[TASK TO COMPLETE]
Print the records below exactly as they appear.

Entries with figure data
- - - - - - -

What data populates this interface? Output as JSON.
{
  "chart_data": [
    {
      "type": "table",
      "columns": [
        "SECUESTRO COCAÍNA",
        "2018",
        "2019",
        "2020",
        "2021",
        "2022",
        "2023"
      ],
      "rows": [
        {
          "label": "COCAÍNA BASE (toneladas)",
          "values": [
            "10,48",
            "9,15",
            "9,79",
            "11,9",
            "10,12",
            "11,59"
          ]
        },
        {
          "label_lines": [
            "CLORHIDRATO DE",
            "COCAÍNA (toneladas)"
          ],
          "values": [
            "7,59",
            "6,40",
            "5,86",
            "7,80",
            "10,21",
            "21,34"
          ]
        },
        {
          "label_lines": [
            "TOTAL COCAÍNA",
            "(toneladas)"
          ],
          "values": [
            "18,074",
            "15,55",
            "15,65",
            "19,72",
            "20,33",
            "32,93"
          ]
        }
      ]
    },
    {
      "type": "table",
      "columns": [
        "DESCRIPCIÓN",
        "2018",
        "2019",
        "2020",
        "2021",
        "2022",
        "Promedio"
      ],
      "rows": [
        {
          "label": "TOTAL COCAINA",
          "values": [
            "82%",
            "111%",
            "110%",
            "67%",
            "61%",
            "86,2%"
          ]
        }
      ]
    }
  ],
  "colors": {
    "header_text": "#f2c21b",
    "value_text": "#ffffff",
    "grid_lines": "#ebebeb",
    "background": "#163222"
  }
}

- - - - - - -

[RESULT OF THE TASK]
What data populates this interface? Output as JSON.
{
  "chart_data": [
    {
      "type": "table",
      "columns": [
        "SECUESTRO COCAÍNA",
        "2018",
        "2019",
        "2020",
        "2021",
        "2022",
        "2023"
      ],
      "rows": [
        {
          "label": "COCAÍNA BASE (toneladas)",
          "values": [
            "10,48",
            "9,15",
            "9,79",
            "11,9",
            "10,12",
            "11,59"
          ]
        },
        {
          "label_lines": [
            "CLORHIDRATO DE",
            "COCAÍNA (toneladas)"
          ],
          "values": [
            "7,59",
            "6,40",
            "5,86",
            "7,80",
            "10,21",
            "21,34"
          ]
        },
        {
          "label_lines": [
            "TOTAL COCAÍNA",
            "(toneladas)"
          ],
          "values": [
            "18,074",
            "15,55",
            "15,65",
            "19,72",
            "20,33",
            "32,93"
          ]
        }
      ]
    },
    {
      "type": "table",
      "columns": [
        "DESCRIPCIÓN",
        "2018",
        "2019",
        "2020",
        "2021",
        "2022",
        "Promedio"
      ],
      "rows": [
        {
          "label": "TOTAL COCAINA",
          "values": [
            "82%",
            "111%",
            "110%",
            "67%",
            "61%",
            "86,2%"
          ]
        }
      ]
    }
  ],
  "colors": {
    "header_text": "#f2c21b",
    "value_text": "#ffffff",
    "grid_lines": "#ebebeb",
    "background": "#163222"
  }
}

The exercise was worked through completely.